**Given request:** Everything from the line containing "Output the text content of this document." through the last line of the records must be returned verbatim, and nothing outside that range.

***** Exercise material

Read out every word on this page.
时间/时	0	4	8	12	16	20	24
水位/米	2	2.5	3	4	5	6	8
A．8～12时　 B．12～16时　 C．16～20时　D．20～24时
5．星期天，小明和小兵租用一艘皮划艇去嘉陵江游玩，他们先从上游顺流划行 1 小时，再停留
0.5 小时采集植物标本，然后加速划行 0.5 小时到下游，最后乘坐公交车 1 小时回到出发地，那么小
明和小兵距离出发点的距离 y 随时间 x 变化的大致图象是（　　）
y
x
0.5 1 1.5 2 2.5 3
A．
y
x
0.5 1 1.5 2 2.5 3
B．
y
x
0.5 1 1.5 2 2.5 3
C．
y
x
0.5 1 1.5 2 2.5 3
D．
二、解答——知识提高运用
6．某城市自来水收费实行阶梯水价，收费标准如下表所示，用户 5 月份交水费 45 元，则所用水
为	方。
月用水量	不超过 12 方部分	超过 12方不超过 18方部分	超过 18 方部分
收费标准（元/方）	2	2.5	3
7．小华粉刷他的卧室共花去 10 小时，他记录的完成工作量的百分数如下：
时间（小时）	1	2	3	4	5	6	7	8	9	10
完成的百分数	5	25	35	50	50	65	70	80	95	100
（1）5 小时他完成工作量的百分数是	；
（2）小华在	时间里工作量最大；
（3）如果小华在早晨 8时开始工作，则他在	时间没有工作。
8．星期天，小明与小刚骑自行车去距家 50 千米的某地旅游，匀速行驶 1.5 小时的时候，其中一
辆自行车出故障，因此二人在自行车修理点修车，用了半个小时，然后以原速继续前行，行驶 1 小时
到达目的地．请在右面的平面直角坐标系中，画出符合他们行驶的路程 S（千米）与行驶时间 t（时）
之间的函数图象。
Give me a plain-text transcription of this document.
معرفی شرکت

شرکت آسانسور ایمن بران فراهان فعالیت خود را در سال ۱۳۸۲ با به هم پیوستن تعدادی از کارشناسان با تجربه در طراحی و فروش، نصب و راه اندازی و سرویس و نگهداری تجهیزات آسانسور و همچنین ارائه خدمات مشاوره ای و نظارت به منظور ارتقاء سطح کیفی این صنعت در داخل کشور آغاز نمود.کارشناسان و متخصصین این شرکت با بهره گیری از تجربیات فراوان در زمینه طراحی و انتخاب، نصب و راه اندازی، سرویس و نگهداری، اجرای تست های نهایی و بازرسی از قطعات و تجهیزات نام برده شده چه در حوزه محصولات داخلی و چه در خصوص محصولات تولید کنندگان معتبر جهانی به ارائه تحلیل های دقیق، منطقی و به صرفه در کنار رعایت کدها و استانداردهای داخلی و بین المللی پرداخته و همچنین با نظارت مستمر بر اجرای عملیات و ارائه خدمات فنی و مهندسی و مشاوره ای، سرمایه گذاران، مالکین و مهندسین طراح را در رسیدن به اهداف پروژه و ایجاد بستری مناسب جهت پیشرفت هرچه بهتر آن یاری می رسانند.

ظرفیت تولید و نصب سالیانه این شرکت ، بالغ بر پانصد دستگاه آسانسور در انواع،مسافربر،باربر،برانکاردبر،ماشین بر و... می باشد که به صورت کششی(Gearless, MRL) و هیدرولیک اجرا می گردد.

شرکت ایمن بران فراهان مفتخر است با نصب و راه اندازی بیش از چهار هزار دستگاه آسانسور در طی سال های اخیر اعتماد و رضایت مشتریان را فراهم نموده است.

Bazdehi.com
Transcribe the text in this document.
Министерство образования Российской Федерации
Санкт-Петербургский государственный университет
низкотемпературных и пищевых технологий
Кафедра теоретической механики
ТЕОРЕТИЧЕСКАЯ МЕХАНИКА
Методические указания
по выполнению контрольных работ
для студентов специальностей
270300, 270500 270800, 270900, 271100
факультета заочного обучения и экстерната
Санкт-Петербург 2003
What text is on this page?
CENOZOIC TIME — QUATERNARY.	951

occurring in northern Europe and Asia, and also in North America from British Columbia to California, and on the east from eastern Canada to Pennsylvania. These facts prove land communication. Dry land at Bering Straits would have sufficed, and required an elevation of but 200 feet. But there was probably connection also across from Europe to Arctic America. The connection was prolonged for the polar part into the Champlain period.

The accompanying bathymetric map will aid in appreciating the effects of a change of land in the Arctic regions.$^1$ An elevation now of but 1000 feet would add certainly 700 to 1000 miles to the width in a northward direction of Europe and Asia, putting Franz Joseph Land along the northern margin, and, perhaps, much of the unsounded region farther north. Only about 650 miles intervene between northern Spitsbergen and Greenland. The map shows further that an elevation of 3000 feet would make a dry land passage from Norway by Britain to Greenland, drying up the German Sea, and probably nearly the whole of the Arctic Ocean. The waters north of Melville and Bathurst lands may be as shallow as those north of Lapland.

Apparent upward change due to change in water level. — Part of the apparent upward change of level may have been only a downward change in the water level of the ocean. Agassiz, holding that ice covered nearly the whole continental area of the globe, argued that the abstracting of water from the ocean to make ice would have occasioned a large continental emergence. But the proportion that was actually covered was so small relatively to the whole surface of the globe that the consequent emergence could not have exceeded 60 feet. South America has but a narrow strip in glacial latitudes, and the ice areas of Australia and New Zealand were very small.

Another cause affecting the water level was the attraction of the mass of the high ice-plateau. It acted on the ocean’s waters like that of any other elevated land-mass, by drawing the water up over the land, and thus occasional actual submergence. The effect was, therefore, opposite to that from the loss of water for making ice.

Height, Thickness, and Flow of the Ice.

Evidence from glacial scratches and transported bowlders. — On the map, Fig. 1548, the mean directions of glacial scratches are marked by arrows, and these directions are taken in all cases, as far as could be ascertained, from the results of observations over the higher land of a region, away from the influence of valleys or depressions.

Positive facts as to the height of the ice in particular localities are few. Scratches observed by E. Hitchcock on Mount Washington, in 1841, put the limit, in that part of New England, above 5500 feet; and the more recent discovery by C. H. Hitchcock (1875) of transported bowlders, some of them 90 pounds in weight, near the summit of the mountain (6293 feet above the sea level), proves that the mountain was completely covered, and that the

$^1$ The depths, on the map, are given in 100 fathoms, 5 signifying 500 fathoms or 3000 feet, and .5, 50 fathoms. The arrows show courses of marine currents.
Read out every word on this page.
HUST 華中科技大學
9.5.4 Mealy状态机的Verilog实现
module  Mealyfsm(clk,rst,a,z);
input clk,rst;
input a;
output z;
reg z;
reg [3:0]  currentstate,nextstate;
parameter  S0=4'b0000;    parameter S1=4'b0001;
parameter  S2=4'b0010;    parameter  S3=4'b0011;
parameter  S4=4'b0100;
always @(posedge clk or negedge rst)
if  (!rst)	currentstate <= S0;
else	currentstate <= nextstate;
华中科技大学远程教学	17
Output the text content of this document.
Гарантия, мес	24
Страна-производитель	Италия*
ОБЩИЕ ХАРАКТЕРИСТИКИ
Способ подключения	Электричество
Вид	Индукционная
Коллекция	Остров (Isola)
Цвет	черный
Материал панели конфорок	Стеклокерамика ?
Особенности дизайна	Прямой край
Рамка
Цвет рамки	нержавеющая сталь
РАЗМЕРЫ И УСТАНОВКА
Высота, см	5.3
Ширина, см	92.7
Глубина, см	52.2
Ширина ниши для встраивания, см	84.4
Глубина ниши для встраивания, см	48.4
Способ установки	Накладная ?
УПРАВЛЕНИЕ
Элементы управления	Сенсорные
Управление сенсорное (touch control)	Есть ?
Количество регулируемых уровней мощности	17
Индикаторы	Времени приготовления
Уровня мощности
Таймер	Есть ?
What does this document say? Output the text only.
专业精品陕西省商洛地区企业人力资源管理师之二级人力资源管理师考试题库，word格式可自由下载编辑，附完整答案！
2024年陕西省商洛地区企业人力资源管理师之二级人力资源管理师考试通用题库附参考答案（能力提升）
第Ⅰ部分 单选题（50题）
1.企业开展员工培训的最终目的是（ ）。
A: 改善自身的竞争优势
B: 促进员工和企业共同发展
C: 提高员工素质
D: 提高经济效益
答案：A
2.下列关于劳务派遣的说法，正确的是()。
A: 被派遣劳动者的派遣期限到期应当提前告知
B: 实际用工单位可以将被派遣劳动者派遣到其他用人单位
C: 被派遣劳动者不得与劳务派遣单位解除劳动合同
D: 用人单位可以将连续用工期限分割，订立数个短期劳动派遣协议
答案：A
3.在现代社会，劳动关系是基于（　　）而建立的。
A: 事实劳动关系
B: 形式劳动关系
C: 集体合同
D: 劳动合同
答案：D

**********

**The reply:**
Output the text content of this document.
Гарантия, мес	24
Страна-производитель	Италия*
ОБЩИЕ ХАРАКТЕРИСТИКИ
Способ подключения	Электричество
Вид	Индукционная
Коллекция	Остров (Isola)
Цвет	черный
Материал панели конфорок	Стеклокерамика ?
Особенности дизайна	Прямой край
Рамка
Цвет рамки	нержавеющая сталь
РАЗМЕРЫ И УСТАНОВКА
Высота, см	5.3
Ширина, см	92.7
Глубина, см	52.2
Ширина ниши для встраивания, см	84.4
Глубина ниши для встраивания, см	48.4
Способ установки	Накладная ?
УПРАВЛЕНИЕ
Элементы управления	Сенсорные
Управление сенсорное (touch control)	Есть ?
Количество регулируемых уровней мощности	17
Индикаторы	Времени приготовления
Уровня мощности
Таймер	Есть ?
What does this document say? Output the text only.
专业精品陕西省商洛地区企业人力资源管理师之二级人力资源管理师考试题库，word格式可自由下载编辑，附完整答案！
2024年陕西省商洛地区企业人力资源管理师之二级人力资源管理师考试通用题库附参考答案（能力提升）
第Ⅰ部分 单选题（50题）
1.企业开展员工培训的最终目的是（ ）。
A: 改善自身的竞争优势
B: 促进员工和企业共同发展
C: 提高员工素质
D: 提高经济效益
答案：A
2.下列关于劳务派遣的说法，正确的是()。
A: 被派遣劳动者的派遣期限到期应当提前告知
B: 实际用工单位可以将被派遣劳动者派遣到其他用人单位
C: 被派遣劳动者不得与劳务派遣单位解除劳动合同
D: 用人单位可以将连续用工期限分割，订立数个短期劳动派遣协议
答案：A
3.在现代社会，劳动关系是基于（　　）而建立的。
A: 事实劳动关系
B: 形式劳动关系
C: 集体合同
D: 劳动合同
答案：D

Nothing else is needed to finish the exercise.